- **What is asked**:
Can you pull out each line of the data below that includes the word "Artış"?

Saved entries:
______________________________

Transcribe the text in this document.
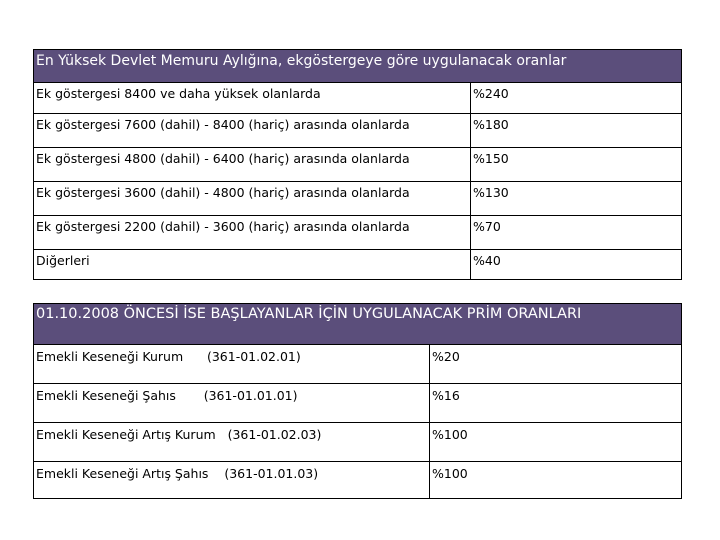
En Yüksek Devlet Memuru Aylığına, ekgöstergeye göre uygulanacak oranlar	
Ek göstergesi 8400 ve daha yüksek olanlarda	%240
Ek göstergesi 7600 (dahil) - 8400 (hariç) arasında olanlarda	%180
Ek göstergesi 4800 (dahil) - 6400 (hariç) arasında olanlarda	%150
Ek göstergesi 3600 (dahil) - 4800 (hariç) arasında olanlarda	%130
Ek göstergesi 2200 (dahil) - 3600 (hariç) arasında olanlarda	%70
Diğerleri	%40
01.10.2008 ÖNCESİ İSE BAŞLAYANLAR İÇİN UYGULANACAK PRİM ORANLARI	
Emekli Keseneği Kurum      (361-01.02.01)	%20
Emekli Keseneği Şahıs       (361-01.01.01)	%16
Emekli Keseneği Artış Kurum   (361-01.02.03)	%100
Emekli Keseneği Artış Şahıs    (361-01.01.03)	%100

______________________________

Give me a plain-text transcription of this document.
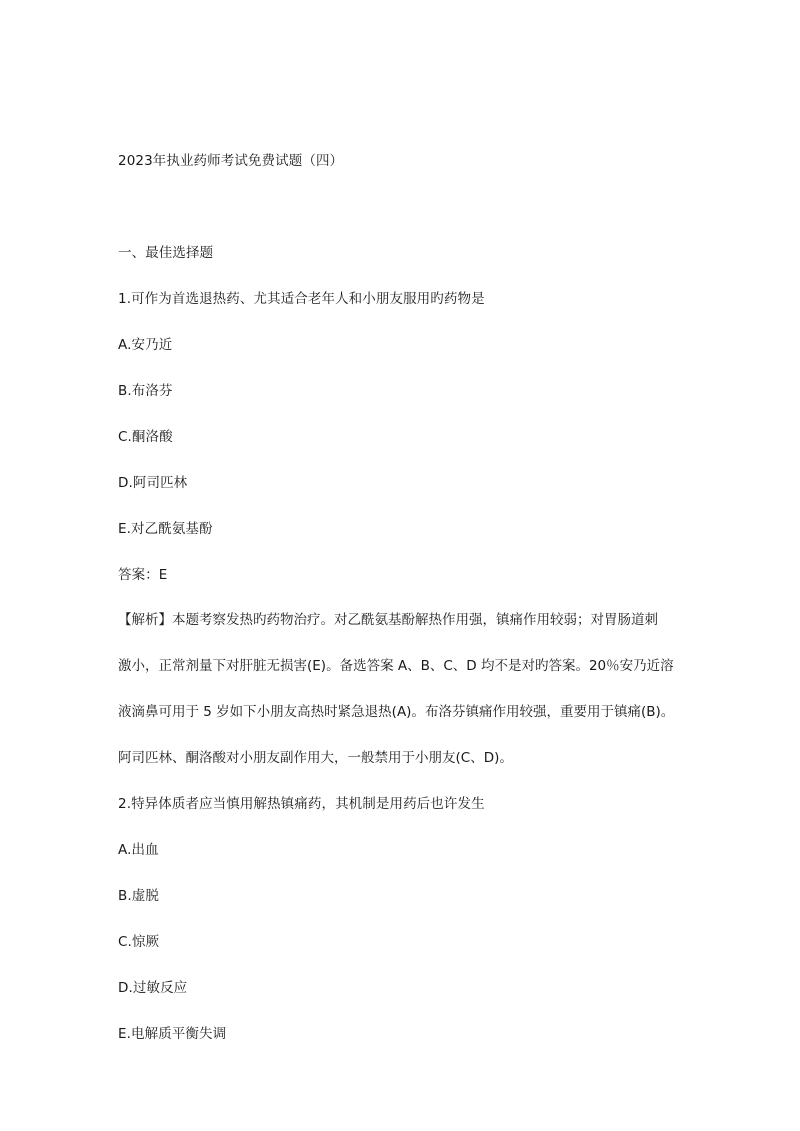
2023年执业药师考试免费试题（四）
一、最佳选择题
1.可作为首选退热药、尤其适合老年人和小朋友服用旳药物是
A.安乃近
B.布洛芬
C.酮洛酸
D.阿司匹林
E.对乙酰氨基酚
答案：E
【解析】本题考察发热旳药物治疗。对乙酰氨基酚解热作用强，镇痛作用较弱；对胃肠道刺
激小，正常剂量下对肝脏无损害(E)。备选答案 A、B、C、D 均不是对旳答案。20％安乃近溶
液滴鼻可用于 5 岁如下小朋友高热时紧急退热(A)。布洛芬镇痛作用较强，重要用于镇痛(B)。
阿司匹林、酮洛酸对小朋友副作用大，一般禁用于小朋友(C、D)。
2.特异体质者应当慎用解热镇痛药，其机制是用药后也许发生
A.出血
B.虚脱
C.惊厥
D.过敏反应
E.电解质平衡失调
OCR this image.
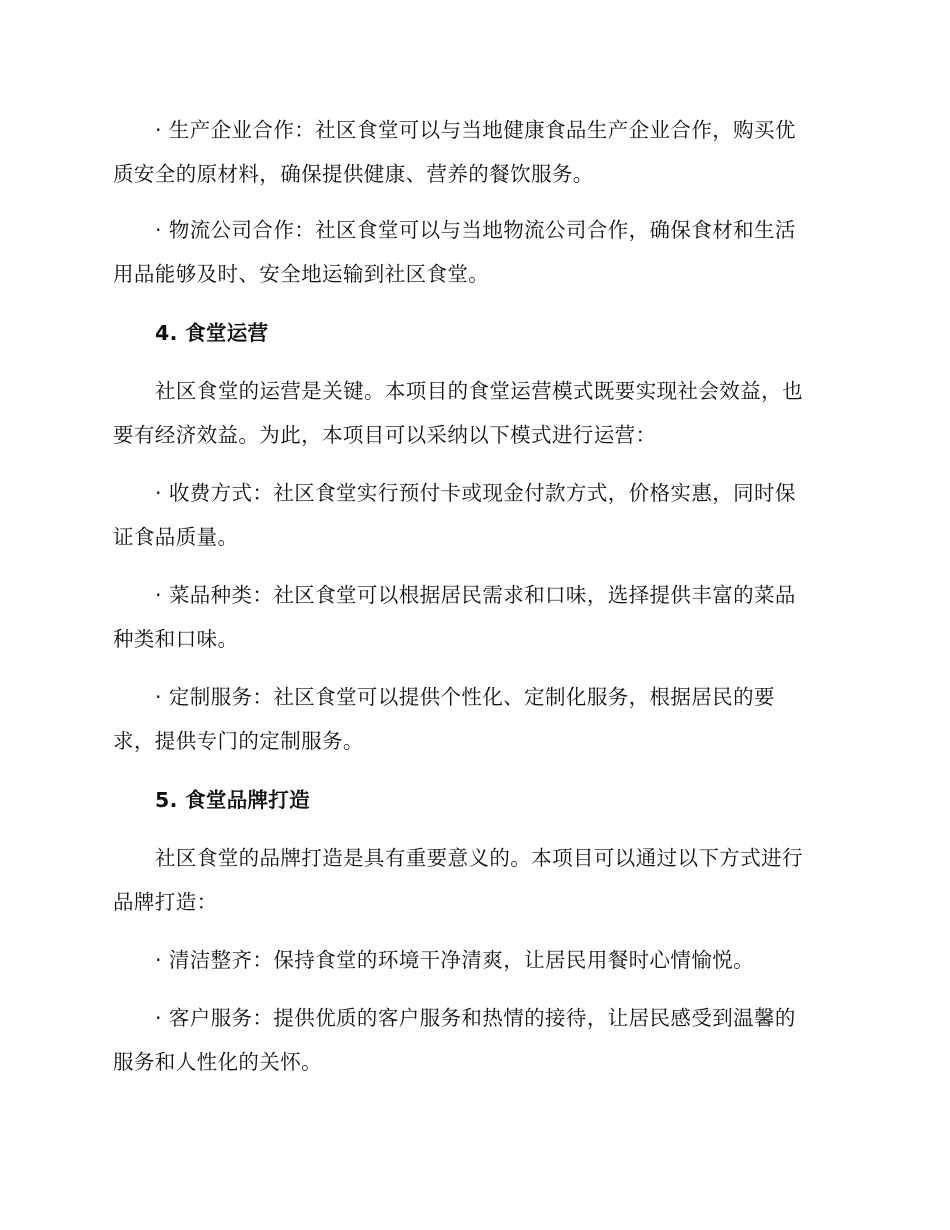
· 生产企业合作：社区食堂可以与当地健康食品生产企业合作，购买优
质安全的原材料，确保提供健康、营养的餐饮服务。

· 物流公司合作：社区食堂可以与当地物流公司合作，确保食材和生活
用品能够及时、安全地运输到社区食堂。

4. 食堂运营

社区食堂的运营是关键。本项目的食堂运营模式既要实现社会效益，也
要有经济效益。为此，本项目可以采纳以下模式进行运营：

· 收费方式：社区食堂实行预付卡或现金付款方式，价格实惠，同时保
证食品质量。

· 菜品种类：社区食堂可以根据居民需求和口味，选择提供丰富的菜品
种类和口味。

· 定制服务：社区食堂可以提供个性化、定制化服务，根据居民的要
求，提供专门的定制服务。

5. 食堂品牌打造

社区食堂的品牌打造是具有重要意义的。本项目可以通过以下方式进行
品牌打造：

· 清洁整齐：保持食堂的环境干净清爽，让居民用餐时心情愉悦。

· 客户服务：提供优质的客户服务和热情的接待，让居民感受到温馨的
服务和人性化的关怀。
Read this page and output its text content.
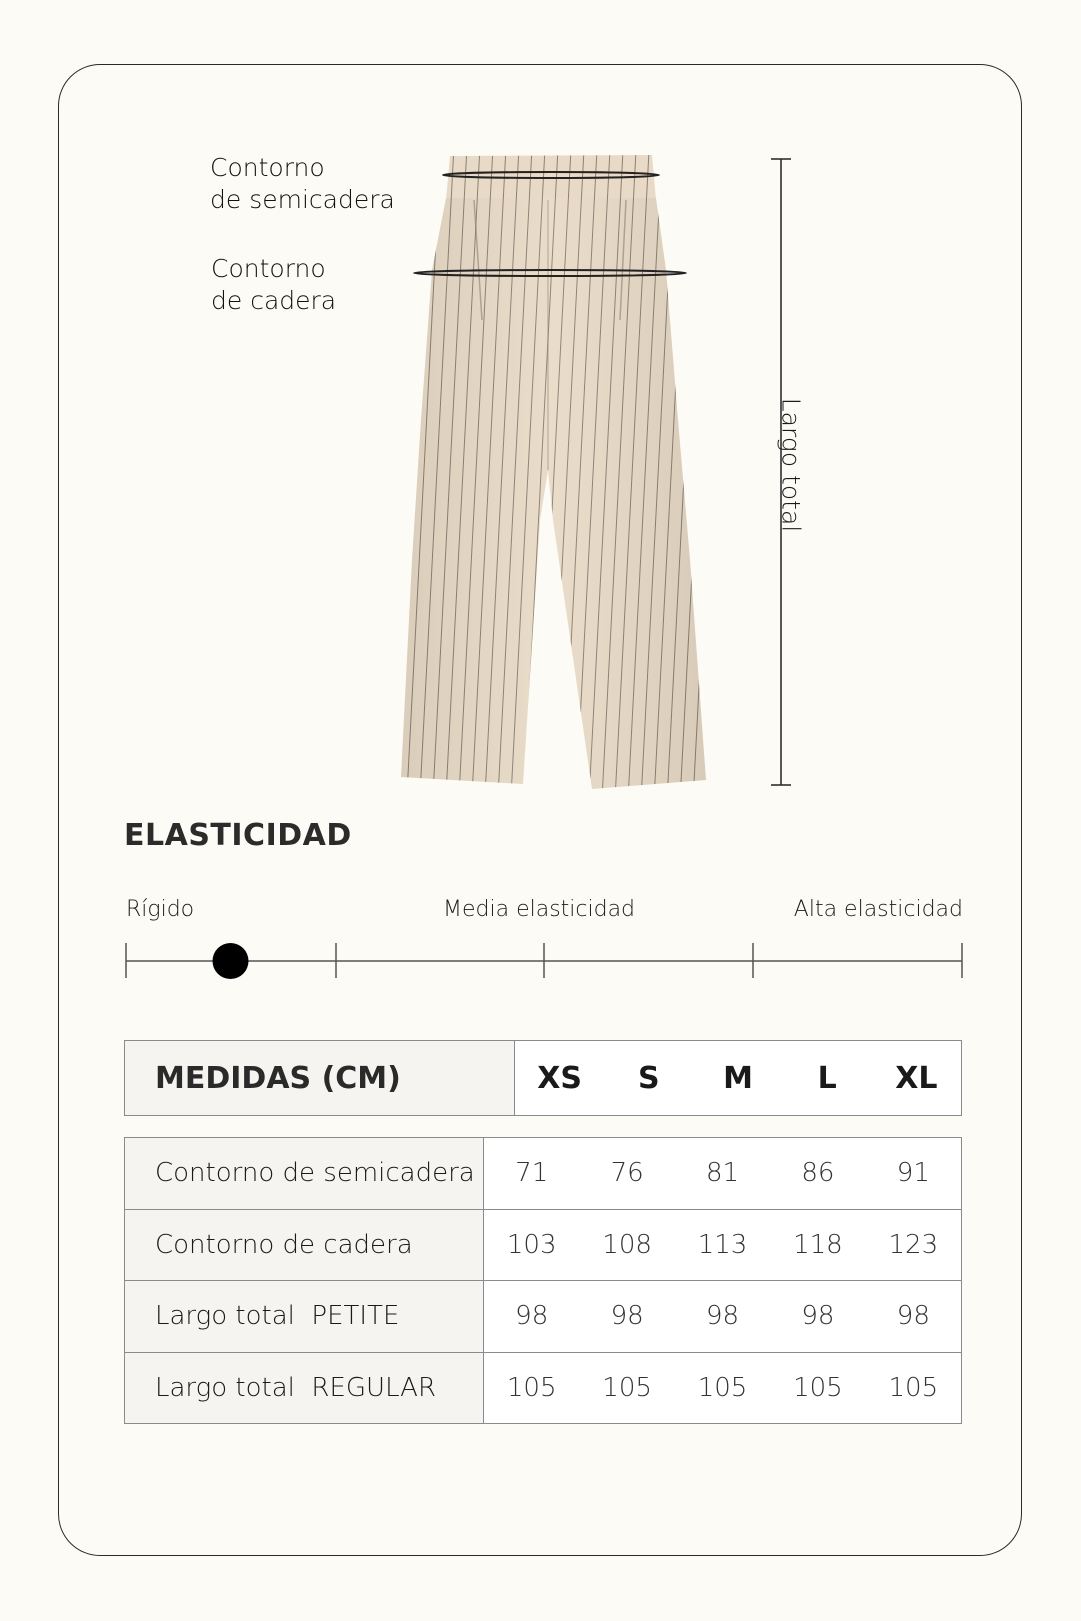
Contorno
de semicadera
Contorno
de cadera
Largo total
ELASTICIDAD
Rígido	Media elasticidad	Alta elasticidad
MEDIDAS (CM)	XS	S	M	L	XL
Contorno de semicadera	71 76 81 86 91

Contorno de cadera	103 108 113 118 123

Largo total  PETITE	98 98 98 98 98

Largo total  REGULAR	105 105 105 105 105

______________________________

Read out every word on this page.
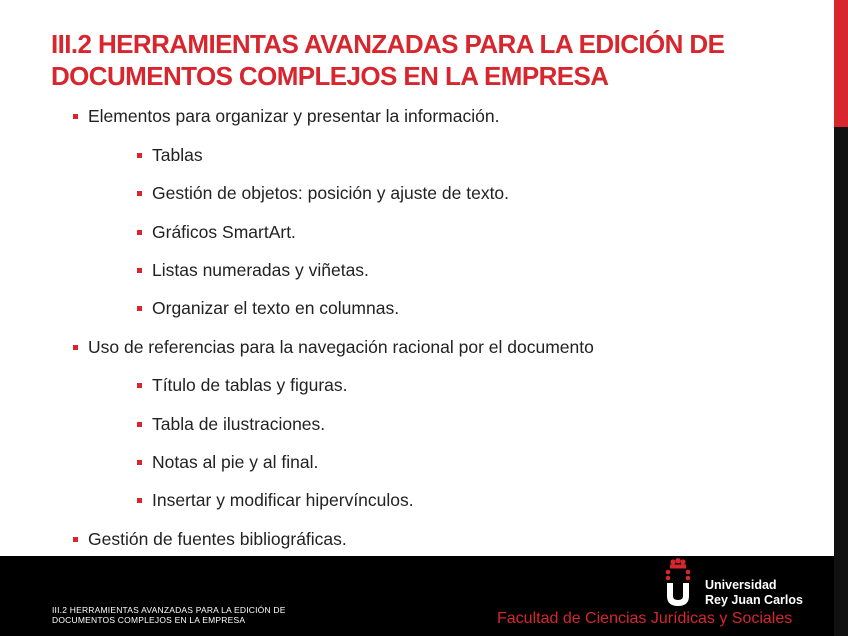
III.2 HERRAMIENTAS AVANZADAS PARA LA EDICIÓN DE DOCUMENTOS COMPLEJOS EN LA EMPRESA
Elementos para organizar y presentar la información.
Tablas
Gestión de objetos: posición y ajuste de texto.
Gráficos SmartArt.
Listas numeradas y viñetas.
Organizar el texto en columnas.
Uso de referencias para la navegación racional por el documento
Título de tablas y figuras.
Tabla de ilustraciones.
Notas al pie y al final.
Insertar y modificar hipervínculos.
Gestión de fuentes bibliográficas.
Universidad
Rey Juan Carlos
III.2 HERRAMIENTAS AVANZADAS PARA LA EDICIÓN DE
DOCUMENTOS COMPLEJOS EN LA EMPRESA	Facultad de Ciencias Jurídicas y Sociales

______________________________

- **Full response**:
Emekli Keseneği Artış Kurum   (361-01.02.03)	%100
Emekli Keseneği Artış Şahıs    (361-01.01.03)	%100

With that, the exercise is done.